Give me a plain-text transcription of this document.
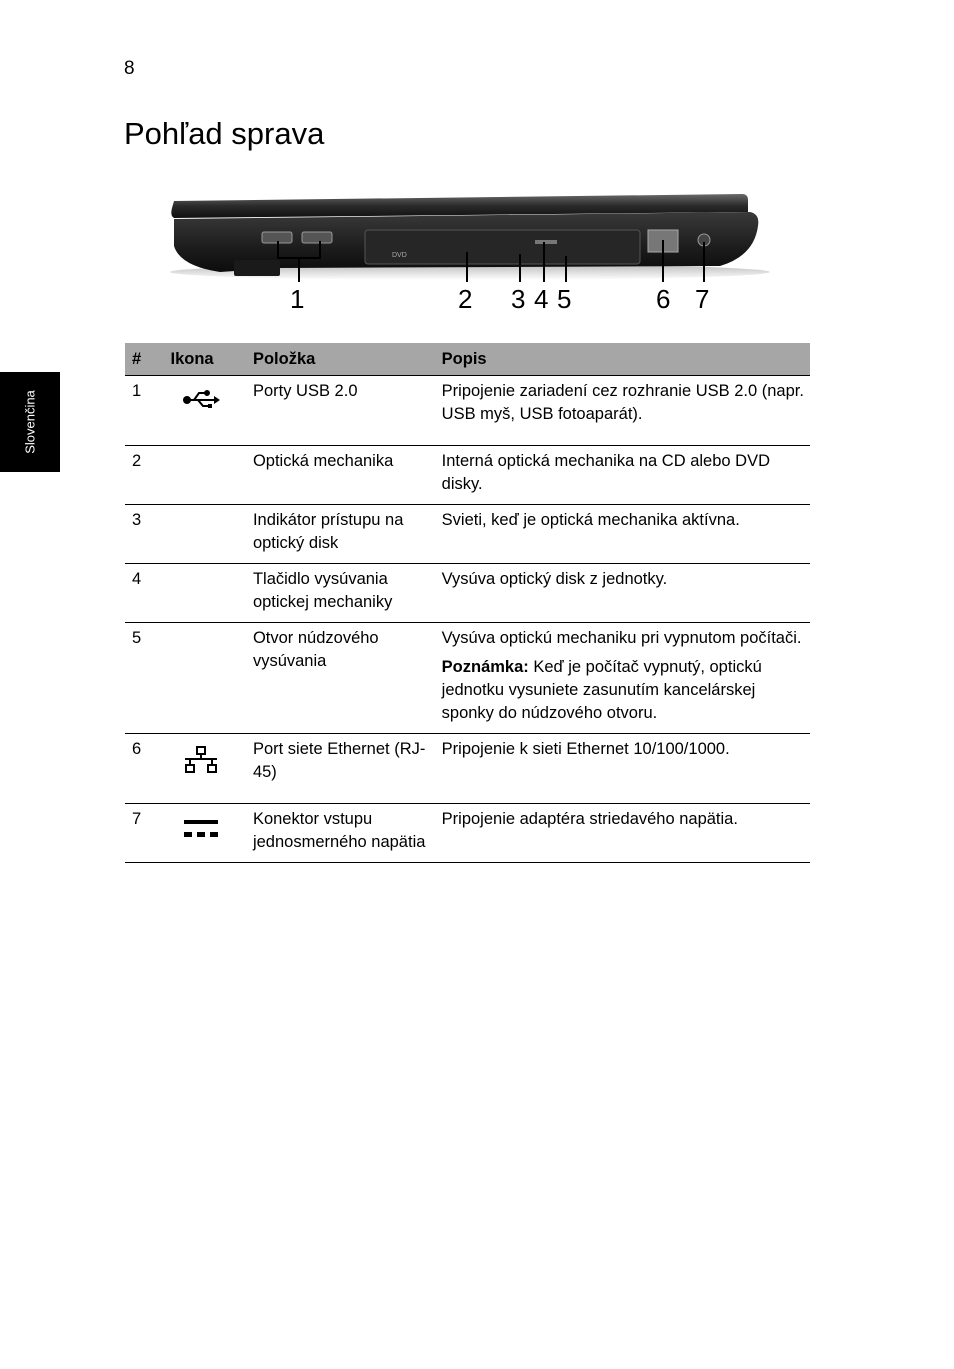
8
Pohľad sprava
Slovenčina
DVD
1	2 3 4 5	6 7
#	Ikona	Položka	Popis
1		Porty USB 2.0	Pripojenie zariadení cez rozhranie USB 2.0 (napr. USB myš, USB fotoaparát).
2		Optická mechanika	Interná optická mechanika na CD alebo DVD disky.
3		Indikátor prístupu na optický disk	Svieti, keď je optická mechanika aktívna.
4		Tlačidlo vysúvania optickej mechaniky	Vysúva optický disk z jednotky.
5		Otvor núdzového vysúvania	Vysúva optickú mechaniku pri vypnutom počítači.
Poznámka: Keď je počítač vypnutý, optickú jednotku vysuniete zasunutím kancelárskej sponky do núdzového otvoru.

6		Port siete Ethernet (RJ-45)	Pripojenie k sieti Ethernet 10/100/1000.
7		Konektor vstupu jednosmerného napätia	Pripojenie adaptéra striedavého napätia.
.....
From the records above, pull out each line that has "optická".

* **Problem solution**
2		Optická mechanika	Interná optická mechanika na CD alebo DVD disky.
3		Indikátor prístupu na optický disk	Svieti, keď je optická mechanika aktívna.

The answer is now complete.